Stored rows
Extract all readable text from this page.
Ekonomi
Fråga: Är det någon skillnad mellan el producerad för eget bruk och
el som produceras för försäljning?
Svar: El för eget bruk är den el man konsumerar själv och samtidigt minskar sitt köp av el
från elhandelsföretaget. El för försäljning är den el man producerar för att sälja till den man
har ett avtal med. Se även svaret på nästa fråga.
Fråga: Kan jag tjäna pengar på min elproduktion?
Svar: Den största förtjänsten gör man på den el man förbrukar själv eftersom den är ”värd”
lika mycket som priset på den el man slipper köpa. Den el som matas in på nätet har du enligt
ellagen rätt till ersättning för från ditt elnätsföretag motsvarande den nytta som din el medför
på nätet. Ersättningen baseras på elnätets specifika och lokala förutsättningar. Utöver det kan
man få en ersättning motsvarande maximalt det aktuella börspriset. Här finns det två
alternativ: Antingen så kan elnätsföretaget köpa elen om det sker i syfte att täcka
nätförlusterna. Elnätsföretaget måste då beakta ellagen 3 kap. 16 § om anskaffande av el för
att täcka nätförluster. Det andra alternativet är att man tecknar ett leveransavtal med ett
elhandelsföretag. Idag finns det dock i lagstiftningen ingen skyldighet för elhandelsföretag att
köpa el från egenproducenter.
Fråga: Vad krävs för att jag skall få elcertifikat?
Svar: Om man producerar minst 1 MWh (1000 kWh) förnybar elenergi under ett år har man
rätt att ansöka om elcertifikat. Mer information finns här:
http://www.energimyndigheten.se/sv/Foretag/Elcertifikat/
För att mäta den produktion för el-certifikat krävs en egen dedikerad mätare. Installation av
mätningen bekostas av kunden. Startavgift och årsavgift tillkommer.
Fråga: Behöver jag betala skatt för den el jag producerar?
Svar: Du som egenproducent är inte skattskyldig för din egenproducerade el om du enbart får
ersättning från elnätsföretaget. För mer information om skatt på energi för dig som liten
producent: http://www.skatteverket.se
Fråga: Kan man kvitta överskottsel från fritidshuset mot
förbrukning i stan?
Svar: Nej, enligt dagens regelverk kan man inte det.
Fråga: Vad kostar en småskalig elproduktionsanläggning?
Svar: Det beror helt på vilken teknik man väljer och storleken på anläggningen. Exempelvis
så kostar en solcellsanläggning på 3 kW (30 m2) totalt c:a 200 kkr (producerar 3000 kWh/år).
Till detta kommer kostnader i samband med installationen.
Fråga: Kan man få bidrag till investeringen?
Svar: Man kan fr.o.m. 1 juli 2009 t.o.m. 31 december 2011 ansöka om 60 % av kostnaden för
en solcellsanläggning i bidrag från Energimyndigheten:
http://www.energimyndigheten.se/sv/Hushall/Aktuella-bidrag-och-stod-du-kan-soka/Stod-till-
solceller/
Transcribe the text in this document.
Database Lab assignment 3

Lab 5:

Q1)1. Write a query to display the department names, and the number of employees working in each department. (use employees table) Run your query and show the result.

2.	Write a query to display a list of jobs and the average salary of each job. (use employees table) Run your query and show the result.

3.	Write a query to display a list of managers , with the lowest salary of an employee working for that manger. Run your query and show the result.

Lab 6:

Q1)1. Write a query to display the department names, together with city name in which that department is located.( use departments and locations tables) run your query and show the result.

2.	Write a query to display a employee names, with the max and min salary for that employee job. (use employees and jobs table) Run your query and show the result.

Work required
From the records above, pick out and copy each line holding the word "inte".

Finished exercise
Svar: Du som egenproducent är inte skattskyldig för din egenproducerade el om du enbart får
Svar: Nej, enligt dagens regelverk kan man inte det.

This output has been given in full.